• [Short problem]: Verbatim output of all the material below is required.

(A run of records)

* start *

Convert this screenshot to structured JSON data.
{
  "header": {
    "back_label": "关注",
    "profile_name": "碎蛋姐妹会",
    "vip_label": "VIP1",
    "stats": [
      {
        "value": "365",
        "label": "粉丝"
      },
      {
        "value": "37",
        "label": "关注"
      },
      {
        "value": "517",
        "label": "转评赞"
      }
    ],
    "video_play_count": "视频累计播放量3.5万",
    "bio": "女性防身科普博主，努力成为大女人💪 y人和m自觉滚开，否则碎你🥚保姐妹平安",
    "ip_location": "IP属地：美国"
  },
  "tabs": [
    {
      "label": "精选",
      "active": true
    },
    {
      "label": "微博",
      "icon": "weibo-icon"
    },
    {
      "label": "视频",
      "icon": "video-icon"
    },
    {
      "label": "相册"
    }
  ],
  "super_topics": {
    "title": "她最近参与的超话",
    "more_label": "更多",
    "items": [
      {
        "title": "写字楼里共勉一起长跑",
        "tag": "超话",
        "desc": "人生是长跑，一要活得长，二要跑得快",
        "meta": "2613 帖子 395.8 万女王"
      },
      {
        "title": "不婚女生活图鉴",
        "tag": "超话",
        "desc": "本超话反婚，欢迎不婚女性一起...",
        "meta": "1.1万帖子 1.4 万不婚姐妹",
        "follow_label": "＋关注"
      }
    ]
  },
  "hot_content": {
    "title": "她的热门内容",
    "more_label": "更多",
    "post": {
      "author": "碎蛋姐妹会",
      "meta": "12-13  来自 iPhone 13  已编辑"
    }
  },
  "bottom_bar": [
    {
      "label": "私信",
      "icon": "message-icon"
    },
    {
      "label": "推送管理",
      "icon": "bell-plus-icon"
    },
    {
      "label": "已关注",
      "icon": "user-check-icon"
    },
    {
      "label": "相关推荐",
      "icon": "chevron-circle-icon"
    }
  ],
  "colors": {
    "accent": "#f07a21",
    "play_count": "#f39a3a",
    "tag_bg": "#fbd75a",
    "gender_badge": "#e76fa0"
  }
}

* end *

• [Answer to the task]:
Convert this screenshot to structured JSON data.
{
  "header": {
    "back_label": "关注",
    "profile_name": "碎蛋姐妹会",
    "vip_label": "VIP1",
    "stats": [
      {
        "value": "365",
        "label": "粉丝"
      },
      {
        "value": "37",
        "label": "关注"
      },
      {
        "value": "517",
        "label": "转评赞"
      }
    ],
    "video_play_count": "视频累计播放量3.5万",
    "bio": "女性防身科普博主，努力成为大女人💪 y人和m自觉滚开，否则碎你🥚保姐妹平安",
    "ip_location": "IP属地：美国"
  },
  "tabs": [
    {
      "label": "精选",
      "active": true
    },
    {
      "label": "微博",
      "icon": "weibo-icon"
    },
    {
      "label": "视频",
      "icon": "video-icon"
    },
    {
      "label": "相册"
    }
  ],
  "super_topics": {
    "title": "她最近参与的超话",
    "more_label": "更多",
    "items": [
      {
        "title": "写字楼里共勉一起长跑",
        "tag": "超话",
        "desc": "人生是长跑，一要活得长，二要跑得快",
        "meta": "2613 帖子 395.8 万女王"
      },
      {
        "title": "不婚女生活图鉴",
        "tag": "超话",
        "desc": "本超话反婚，欢迎不婚女性一起...",
        "meta": "1.1万帖子 1.4 万不婚姐妹",
        "follow_label": "＋关注"
      }
    ]
  },
  "hot_content": {
    "title": "她的热门内容",
    "more_label": "更多",
    "post": {
      "author": "碎蛋姐妹会",
      "meta": "12-13  来自 iPhone 13  已编辑"
    }
  },
  "bottom_bar": [
    {
      "label": "私信",
      "icon": "message-icon"
    },
    {
      "label": "推送管理",
      "icon": "bell-plus-icon"
    },
    {
      "label": "已关注",
      "icon": "user-check-icon"
    },
    {
      "label": "相关推荐",
      "icon": "chevron-circle-icon"
    }
  ],
  "colors": {
    "accent": "#f07a21",
    "play_count": "#f39a3a",
    "tag_bg": "#fbd75a",
    "gender_badge": "#e76fa0"
  }
}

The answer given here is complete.